— begin DATA TO PROCESS —

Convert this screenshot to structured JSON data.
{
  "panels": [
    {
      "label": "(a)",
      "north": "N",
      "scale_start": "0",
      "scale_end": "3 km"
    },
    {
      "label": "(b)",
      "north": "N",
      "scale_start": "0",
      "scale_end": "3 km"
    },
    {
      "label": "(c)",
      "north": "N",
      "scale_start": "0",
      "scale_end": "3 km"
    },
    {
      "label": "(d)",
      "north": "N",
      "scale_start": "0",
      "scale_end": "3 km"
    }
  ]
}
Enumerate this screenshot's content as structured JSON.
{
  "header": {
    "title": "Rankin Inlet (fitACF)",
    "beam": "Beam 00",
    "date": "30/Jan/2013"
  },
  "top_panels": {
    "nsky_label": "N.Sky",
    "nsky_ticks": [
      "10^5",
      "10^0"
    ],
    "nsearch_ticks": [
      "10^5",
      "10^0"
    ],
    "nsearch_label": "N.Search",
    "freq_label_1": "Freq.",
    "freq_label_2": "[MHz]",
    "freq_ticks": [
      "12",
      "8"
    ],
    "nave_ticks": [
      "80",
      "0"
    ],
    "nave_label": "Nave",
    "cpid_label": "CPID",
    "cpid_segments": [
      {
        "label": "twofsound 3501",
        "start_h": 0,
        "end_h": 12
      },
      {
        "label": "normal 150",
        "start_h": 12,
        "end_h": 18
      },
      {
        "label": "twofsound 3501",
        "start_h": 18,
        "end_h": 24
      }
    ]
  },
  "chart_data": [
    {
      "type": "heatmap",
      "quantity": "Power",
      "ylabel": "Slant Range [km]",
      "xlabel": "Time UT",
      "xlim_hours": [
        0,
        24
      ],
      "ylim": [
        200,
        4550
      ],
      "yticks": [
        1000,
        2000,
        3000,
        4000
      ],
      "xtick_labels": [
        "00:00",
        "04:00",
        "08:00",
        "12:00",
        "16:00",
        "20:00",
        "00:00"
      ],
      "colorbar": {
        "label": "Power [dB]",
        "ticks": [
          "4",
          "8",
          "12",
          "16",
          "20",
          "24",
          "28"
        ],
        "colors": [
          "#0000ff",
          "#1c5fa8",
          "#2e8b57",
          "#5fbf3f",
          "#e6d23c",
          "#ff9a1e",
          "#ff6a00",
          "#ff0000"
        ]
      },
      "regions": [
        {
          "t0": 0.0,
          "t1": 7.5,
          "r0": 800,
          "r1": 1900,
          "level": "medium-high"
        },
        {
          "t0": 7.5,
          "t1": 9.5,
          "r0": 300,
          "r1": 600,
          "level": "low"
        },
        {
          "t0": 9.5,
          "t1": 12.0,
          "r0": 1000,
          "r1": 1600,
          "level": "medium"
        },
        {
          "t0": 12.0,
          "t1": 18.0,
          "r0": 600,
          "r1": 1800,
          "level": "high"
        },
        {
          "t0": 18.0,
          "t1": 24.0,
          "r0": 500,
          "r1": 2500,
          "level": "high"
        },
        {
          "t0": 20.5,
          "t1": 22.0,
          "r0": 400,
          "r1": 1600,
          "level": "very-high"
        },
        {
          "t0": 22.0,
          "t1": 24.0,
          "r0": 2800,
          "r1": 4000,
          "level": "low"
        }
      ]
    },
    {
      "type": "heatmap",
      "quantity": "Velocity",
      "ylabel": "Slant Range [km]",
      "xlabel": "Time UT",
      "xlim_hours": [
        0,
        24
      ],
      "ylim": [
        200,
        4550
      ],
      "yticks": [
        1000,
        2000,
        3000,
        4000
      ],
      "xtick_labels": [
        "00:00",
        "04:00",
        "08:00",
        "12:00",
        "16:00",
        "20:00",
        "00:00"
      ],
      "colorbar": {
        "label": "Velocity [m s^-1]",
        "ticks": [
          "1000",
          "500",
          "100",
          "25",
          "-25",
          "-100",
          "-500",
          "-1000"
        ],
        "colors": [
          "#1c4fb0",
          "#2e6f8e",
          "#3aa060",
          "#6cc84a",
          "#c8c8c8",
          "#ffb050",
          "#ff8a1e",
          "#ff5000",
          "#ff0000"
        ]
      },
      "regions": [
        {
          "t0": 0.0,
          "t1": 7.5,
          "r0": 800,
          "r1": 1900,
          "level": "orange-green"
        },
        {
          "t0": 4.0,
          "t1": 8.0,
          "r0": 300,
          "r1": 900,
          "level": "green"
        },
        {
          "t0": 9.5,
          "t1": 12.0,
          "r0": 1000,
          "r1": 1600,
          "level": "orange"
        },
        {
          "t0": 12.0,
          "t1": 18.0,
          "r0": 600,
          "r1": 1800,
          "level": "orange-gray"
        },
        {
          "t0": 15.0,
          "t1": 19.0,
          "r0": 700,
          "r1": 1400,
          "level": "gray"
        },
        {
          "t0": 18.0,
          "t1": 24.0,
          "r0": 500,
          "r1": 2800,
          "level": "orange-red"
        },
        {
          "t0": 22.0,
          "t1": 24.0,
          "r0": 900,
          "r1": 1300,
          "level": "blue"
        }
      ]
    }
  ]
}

— end DATA TO PROCESS —

● WORK TO BE COMPLETED: Scan the listing above for the word "JSON" and copy every line that holds it.

● TASK RESULT:
Convert this screenshot to structured JSON data.
Enumerate this screenshot's content as structured JSON.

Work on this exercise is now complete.